## SET PROBLEM
Find the word "text" in the data. Return every line where it appears.

Start ITEMS

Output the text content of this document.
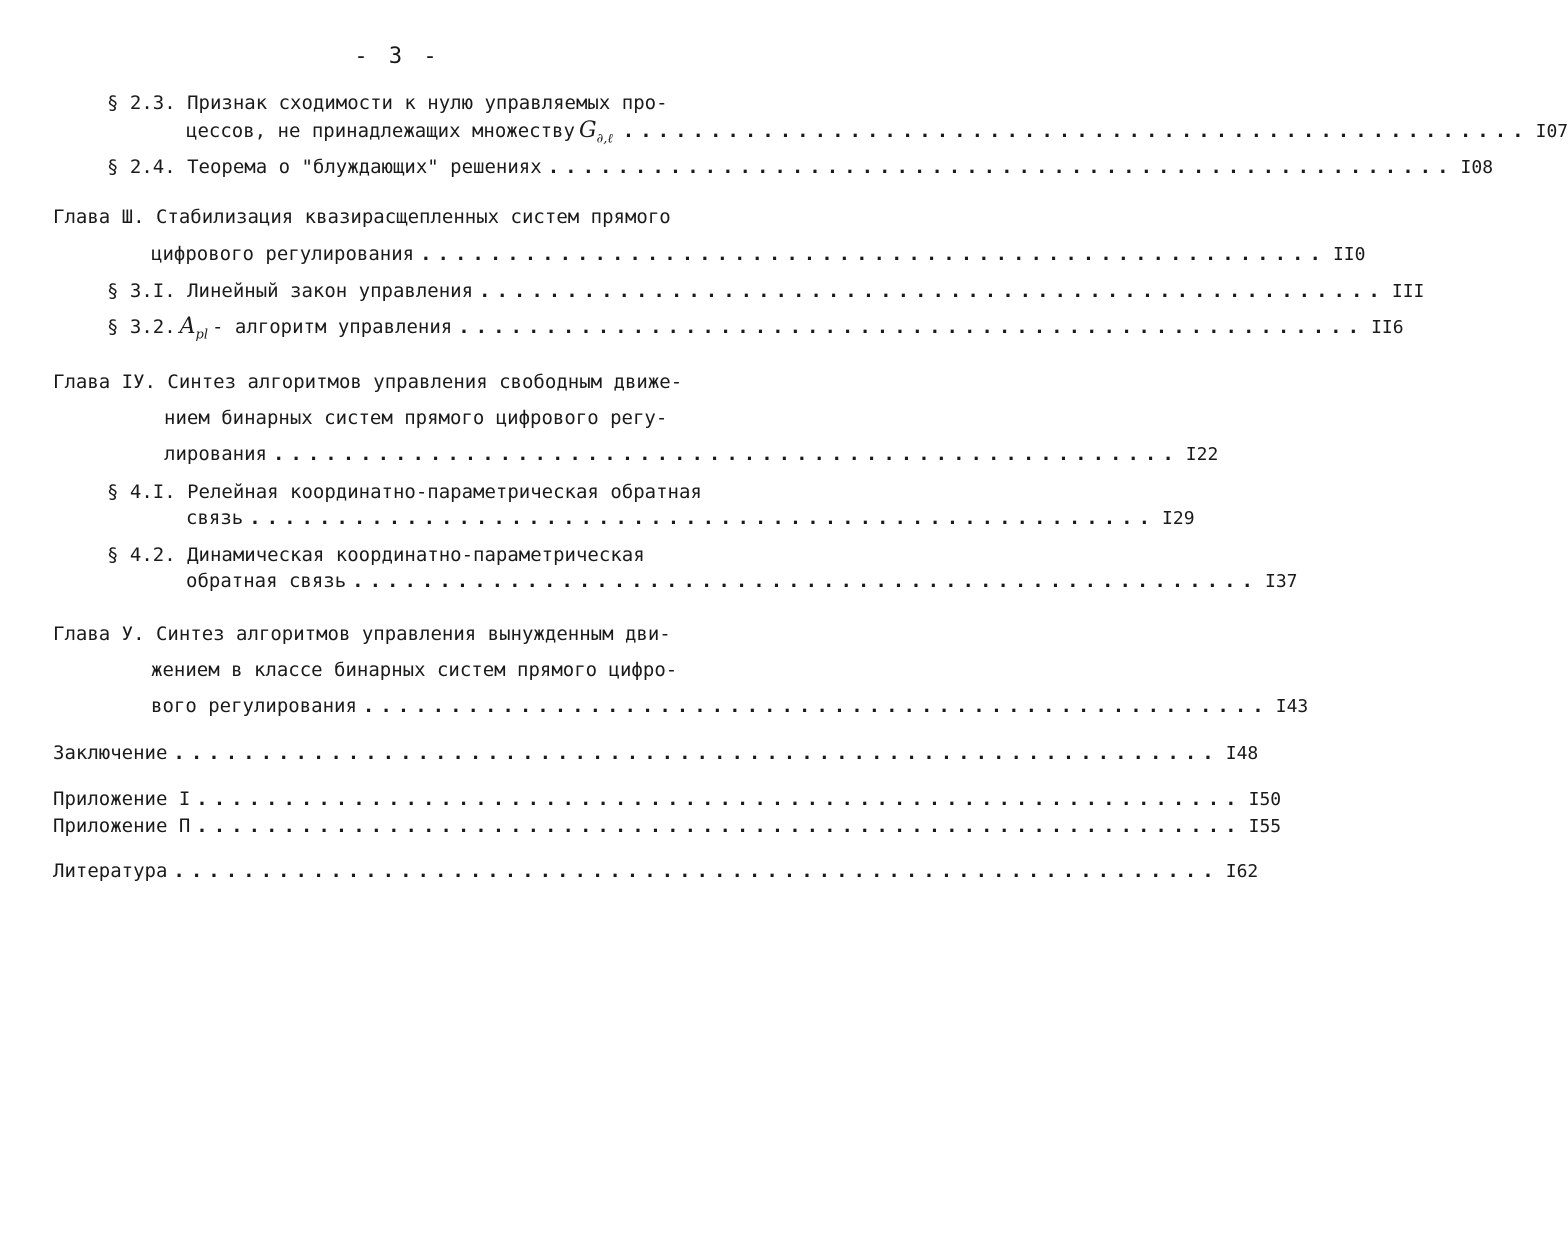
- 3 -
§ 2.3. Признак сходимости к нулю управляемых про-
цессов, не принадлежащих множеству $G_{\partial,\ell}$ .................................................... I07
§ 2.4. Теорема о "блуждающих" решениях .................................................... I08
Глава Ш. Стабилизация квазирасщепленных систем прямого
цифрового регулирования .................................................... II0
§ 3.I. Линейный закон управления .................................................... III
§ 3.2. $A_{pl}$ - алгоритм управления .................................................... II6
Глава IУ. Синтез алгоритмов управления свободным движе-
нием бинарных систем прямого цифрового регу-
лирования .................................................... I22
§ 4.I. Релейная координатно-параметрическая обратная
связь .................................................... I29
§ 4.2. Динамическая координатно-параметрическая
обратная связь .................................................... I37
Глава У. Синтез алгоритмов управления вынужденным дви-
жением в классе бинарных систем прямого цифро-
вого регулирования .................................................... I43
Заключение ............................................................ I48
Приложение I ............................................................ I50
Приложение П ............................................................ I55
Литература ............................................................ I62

End ITEMS
Start ITEMS

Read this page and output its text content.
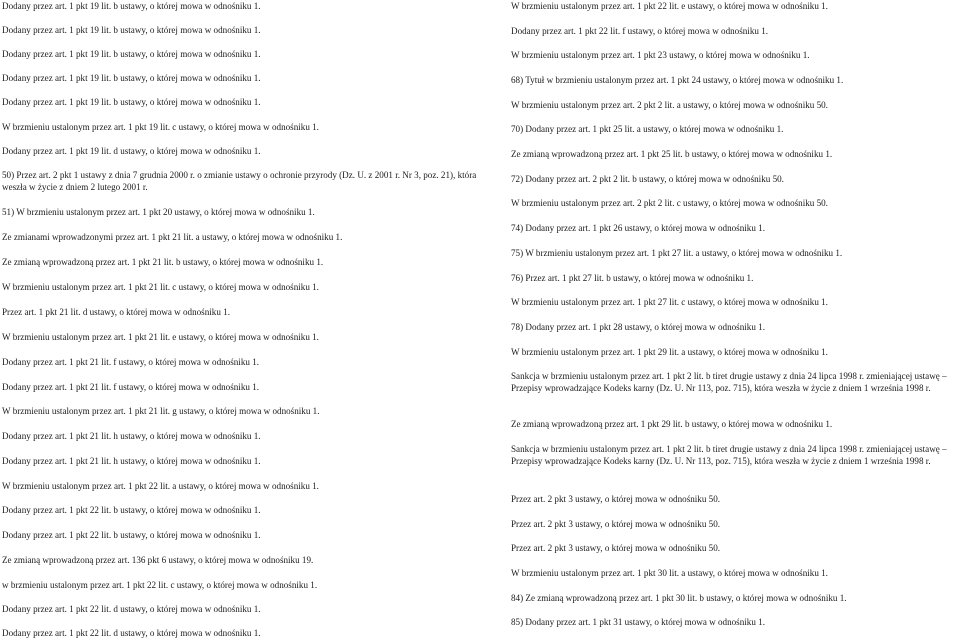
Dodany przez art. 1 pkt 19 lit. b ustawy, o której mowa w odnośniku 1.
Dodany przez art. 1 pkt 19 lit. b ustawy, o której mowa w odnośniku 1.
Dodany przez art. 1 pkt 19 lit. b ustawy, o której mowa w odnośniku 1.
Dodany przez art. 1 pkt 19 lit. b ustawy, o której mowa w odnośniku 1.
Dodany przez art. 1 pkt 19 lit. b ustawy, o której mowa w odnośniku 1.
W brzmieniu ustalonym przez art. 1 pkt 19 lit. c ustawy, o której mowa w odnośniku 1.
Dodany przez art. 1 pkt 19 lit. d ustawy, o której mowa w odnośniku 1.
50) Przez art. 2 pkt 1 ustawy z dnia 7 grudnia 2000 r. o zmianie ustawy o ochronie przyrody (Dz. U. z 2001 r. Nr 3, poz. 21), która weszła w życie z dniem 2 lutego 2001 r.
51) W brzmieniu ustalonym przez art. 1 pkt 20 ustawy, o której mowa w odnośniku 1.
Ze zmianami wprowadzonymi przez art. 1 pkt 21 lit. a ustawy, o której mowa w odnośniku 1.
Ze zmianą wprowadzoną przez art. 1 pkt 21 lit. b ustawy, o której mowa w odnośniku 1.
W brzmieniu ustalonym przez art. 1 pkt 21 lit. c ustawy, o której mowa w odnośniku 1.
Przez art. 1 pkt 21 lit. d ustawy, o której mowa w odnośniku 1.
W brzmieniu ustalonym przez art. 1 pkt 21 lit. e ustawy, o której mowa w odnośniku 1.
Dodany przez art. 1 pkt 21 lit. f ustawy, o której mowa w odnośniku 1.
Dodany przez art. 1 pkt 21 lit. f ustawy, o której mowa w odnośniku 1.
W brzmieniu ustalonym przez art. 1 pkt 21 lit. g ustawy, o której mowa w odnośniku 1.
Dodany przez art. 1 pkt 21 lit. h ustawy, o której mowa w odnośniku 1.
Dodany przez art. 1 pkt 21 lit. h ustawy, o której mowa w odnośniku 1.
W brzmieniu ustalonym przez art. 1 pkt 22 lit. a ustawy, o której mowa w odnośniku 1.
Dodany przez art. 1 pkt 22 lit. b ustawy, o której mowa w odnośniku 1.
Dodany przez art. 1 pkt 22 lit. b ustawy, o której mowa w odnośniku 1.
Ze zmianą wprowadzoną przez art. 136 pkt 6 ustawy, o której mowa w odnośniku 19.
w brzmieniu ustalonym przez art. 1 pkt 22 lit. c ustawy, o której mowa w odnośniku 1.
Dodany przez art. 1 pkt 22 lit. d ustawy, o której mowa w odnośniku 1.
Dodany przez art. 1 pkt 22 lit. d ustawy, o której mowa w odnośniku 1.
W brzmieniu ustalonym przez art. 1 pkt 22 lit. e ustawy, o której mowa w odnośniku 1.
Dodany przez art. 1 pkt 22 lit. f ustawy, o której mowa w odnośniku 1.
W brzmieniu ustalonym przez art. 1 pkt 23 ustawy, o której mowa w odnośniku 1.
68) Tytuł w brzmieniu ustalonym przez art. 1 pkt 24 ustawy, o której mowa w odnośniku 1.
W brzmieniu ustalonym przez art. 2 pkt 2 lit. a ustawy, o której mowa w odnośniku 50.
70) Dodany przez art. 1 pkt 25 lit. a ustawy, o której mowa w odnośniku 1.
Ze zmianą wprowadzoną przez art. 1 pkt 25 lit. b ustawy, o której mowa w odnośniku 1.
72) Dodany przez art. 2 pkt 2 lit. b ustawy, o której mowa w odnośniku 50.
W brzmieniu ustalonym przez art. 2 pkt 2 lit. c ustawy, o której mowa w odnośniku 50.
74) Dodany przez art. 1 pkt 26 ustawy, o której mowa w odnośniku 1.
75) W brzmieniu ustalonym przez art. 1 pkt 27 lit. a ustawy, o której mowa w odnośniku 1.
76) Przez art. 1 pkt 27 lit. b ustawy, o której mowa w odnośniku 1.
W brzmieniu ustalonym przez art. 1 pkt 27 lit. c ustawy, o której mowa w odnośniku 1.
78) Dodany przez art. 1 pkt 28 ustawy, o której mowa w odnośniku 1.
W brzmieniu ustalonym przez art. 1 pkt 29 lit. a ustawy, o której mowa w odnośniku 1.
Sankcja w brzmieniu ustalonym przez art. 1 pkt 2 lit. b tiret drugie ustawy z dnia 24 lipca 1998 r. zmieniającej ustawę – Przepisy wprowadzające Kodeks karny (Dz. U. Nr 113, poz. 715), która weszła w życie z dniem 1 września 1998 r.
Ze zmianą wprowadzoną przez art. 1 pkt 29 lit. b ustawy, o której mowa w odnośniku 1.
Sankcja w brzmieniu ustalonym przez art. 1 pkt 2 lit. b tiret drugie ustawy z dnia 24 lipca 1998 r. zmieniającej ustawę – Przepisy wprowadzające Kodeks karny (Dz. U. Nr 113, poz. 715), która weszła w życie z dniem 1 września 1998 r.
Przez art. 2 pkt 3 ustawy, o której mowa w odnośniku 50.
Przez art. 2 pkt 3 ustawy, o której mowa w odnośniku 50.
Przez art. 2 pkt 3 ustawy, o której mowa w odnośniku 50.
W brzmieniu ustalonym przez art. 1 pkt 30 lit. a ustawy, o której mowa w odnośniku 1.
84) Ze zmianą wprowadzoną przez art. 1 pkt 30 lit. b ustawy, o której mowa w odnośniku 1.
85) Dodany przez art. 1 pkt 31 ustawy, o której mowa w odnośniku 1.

End ITEMS

## RESULT BELOW
Output the text content of this document.
Read this page and output its text content.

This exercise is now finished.